Please show every line in the entries below that contains the string "customer". Case matters.

Start Source records

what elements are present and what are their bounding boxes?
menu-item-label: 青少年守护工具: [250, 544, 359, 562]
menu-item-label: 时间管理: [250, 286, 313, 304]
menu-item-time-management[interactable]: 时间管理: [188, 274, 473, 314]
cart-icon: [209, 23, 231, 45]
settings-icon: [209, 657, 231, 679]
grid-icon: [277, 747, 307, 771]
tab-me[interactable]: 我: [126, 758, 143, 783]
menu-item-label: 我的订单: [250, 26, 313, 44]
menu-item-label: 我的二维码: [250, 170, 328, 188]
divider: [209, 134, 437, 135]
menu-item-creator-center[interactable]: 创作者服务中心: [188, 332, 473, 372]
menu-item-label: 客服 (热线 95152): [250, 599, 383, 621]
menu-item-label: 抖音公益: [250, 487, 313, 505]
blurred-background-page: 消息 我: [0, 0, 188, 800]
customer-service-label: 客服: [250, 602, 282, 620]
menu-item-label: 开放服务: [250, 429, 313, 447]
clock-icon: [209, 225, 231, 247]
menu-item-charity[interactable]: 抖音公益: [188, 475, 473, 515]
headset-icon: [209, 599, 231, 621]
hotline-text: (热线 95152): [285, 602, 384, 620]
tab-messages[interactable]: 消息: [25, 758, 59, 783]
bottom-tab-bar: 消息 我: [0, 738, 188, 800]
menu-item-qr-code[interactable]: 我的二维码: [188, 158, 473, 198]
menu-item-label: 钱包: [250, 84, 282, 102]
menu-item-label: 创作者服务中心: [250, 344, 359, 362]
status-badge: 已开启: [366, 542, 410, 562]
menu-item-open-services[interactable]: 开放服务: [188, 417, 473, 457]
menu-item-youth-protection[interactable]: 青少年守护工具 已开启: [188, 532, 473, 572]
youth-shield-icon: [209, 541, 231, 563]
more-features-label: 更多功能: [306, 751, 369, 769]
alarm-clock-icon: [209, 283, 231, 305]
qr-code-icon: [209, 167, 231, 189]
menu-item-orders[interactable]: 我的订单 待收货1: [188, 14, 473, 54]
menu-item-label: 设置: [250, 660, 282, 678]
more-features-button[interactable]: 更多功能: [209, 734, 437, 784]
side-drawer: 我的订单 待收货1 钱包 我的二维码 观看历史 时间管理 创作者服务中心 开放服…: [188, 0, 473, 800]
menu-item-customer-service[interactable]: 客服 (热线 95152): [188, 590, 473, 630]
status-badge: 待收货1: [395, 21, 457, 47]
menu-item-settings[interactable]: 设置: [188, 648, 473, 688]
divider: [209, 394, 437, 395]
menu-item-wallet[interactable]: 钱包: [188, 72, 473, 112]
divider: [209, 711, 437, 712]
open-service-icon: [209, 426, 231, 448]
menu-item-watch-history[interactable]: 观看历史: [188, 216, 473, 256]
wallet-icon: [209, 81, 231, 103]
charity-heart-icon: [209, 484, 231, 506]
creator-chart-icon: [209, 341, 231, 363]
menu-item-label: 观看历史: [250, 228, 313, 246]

End Source records

Answer to the task:
customer-service-label: 客服: [250, 602, 282, 620]
menu-item-customer-service[interactable]: 客服 (热线 95152): [188, 590, 473, 630]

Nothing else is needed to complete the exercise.